[Dataset items]
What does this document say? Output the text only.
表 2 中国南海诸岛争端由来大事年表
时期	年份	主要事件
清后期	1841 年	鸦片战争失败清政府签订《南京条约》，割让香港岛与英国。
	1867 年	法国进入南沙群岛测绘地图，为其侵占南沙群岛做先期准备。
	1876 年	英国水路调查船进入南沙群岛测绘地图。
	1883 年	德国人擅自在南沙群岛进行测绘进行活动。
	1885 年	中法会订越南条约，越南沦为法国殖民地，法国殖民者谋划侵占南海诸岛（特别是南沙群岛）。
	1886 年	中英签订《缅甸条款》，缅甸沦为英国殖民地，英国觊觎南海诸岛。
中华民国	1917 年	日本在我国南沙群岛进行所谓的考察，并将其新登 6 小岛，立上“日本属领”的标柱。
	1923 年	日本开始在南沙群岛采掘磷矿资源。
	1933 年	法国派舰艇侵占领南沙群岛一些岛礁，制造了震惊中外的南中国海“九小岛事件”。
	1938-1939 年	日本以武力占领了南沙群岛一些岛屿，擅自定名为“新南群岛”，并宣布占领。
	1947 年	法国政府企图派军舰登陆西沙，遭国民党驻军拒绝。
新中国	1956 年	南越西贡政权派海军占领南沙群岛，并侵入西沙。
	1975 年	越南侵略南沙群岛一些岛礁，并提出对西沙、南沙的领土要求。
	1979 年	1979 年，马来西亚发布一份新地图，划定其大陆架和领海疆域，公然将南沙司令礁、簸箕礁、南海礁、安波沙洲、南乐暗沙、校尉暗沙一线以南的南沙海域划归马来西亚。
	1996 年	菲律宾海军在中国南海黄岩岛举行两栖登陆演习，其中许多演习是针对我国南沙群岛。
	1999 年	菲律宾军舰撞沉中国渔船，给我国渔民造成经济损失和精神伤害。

#### [WORK REQUIRED]
Reproduce the material precisely, including every line.

#### [WRITTEN RESPONSE]
What does this document say? Output the text only.
表 2 中国南海诸岛争端由来大事年表
时期	年份	主要事件
清后期	1841 年	鸦片战争失败清政府签订《南京条约》，割让香港岛与英国。
	1867 年	法国进入南沙群岛测绘地图，为其侵占南沙群岛做先期准备。
	1876 年	英国水路调查船进入南沙群岛测绘地图。
	1883 年	德国人擅自在南沙群岛进行测绘进行活动。
	1885 年	中法会订越南条约，越南沦为法国殖民地，法国殖民者谋划侵占南海诸岛（特别是南沙群岛）。
	1886 年	中英签订《缅甸条款》，缅甸沦为英国殖民地，英国觊觎南海诸岛。
中华民国	1917 年	日本在我国南沙群岛进行所谓的考察，并将其新登 6 小岛，立上“日本属领”的标柱。
	1923 年	日本开始在南沙群岛采掘磷矿资源。
	1933 年	法国派舰艇侵占领南沙群岛一些岛礁，制造了震惊中外的南中国海“九小岛事件”。
	1938-1939 年	日本以武力占领了南沙群岛一些岛屿，擅自定名为“新南群岛”，并宣布占领。
	1947 年	法国政府企图派军舰登陆西沙，遭国民党驻军拒绝。
新中国	1956 年	南越西贡政权派海军占领南沙群岛，并侵入西沙。
	1975 年	越南侵略南沙群岛一些岛礁，并提出对西沙、南沙的领土要求。
	1979 年	1979 年，马来西亚发布一份新地图，划定其大陆架和领海疆域，公然将南沙司令礁、簸箕礁、南海礁、安波沙洲、南乐暗沙、校尉暗沙一线以南的南沙海域划归马来西亚。
	1996 年	菲律宾海军在中国南海黄岩岛举行两栖登陆演习，其中许多演习是针对我国南沙群岛。
	1999 年	菲律宾军舰撞沉中国渔船，给我国渔民造成经济损失和精神伤害。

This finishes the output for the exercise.